[Data records]
# # #

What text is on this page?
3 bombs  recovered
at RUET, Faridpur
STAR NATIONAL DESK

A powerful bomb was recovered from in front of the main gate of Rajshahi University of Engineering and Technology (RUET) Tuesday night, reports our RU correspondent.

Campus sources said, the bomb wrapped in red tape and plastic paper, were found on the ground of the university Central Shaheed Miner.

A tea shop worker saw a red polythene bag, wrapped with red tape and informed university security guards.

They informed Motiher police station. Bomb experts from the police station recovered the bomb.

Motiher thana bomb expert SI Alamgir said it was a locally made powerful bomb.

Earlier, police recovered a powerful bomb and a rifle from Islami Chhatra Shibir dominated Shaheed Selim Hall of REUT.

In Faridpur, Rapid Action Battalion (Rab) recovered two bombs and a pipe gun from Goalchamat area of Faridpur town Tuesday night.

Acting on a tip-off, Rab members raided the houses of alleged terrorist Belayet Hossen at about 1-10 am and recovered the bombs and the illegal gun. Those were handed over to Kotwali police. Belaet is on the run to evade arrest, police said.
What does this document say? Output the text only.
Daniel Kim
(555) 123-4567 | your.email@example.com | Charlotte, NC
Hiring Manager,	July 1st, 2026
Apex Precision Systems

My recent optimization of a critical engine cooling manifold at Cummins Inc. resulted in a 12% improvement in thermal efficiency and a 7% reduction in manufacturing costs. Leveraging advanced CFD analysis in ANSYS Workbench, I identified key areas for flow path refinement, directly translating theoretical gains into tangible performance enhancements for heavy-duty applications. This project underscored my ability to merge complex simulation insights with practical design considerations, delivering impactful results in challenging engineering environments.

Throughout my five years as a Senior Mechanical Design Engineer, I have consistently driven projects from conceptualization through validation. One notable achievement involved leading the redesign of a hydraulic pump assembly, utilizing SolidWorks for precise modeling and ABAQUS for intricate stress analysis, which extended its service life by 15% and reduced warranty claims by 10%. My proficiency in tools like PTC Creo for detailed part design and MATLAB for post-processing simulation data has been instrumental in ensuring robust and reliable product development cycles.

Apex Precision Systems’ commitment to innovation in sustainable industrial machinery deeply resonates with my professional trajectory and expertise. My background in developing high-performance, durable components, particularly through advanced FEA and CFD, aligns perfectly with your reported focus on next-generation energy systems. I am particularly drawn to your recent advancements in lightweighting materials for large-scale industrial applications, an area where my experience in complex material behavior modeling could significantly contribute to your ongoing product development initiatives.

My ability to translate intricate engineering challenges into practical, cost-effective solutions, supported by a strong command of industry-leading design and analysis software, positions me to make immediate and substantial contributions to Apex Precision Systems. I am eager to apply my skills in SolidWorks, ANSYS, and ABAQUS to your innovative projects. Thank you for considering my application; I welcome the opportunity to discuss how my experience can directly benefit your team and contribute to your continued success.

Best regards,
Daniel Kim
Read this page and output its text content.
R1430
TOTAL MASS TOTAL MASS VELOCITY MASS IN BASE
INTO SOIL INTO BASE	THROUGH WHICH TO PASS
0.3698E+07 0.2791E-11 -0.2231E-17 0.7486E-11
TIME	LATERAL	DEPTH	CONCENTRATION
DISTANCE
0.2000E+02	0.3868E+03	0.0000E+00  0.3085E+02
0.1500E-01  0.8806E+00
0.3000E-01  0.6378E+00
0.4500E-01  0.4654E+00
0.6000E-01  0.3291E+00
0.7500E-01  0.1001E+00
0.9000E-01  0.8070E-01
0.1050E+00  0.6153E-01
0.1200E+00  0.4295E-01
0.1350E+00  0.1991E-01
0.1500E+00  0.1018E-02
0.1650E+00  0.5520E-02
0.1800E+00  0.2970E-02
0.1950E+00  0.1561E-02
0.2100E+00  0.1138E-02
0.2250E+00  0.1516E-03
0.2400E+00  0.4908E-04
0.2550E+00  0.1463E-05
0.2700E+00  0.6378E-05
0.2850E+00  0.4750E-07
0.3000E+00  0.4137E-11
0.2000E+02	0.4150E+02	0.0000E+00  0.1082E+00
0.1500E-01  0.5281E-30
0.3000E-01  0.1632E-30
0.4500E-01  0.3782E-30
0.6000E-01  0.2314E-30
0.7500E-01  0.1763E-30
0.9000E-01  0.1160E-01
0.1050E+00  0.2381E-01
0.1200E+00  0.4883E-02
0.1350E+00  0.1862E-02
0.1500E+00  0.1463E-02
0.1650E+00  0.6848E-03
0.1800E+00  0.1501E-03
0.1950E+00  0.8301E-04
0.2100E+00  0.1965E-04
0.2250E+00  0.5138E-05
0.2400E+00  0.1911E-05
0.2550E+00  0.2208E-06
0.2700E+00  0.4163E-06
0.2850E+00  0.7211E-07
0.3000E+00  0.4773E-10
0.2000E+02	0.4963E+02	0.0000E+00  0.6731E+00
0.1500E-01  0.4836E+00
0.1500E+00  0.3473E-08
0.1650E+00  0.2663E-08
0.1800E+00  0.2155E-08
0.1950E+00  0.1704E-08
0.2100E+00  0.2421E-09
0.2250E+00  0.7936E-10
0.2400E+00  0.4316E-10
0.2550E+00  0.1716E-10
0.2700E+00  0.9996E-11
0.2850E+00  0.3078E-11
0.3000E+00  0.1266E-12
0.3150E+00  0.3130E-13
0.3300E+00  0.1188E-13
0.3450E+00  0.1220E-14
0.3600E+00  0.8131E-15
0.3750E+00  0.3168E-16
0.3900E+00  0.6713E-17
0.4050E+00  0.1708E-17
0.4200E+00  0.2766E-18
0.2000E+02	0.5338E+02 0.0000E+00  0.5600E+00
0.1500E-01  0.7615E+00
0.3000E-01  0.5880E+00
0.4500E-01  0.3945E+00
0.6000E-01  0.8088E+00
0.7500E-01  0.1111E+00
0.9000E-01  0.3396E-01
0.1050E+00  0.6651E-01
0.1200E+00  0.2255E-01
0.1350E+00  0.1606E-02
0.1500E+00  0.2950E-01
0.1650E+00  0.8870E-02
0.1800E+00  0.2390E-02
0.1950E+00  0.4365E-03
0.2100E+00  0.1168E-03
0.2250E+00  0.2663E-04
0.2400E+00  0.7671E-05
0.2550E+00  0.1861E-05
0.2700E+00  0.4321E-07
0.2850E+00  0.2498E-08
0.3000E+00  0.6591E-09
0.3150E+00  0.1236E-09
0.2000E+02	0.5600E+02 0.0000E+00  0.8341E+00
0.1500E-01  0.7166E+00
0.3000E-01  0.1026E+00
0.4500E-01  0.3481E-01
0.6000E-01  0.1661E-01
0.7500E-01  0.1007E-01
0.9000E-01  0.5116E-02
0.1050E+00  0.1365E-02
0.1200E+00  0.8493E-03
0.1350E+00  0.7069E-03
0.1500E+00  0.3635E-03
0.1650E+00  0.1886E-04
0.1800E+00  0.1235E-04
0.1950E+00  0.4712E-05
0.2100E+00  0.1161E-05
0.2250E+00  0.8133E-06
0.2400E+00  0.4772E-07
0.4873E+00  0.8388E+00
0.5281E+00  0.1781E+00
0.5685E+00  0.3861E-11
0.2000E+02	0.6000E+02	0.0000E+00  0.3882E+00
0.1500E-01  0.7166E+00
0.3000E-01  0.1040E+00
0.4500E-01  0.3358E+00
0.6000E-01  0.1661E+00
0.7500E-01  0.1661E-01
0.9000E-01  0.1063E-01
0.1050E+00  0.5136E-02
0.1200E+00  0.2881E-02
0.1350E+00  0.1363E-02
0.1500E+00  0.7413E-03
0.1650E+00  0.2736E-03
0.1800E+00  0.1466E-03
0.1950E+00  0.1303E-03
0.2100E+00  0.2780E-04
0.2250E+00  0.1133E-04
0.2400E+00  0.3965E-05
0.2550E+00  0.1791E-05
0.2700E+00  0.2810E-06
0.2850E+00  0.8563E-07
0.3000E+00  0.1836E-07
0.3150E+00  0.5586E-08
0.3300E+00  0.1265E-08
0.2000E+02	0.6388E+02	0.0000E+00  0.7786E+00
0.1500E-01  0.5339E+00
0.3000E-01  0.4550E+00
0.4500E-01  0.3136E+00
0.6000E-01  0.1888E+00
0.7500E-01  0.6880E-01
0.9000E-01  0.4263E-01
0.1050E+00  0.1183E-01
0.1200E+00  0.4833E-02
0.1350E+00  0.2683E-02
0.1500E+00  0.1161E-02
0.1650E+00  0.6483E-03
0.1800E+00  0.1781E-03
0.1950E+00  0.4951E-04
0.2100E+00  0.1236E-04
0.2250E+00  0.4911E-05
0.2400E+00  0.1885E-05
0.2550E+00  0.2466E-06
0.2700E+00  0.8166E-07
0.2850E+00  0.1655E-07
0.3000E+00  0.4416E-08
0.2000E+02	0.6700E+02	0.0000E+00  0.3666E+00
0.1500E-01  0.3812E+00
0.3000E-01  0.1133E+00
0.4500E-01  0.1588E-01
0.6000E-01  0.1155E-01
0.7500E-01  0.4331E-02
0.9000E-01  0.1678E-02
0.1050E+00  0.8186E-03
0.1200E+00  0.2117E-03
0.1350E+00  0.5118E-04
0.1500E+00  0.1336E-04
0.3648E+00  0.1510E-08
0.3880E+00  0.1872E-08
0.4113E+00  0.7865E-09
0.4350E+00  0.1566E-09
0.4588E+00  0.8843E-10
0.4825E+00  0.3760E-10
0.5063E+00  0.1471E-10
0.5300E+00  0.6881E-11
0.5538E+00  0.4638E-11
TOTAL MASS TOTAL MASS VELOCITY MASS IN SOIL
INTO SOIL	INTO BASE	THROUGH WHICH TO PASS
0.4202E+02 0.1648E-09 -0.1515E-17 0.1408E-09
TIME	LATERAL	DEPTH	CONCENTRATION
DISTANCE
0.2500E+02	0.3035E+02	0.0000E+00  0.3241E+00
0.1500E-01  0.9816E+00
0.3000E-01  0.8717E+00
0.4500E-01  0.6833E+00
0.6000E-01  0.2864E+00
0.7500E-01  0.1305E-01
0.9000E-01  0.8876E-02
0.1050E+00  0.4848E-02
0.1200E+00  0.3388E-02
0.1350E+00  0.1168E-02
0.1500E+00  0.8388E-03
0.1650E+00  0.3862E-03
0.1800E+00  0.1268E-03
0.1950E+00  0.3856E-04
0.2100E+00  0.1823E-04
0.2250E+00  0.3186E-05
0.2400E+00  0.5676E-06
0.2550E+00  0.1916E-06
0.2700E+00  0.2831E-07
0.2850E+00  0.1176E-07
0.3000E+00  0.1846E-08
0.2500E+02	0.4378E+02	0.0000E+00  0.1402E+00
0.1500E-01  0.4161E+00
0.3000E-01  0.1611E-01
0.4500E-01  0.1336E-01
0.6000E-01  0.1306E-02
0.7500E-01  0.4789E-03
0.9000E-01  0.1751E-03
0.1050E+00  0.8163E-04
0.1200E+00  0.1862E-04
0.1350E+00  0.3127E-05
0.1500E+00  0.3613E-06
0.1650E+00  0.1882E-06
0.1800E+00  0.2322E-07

# # #

Short task.
What is the number of lines in the records that contain the word "tape"? Answer with the number and nothing else.

Task result.
2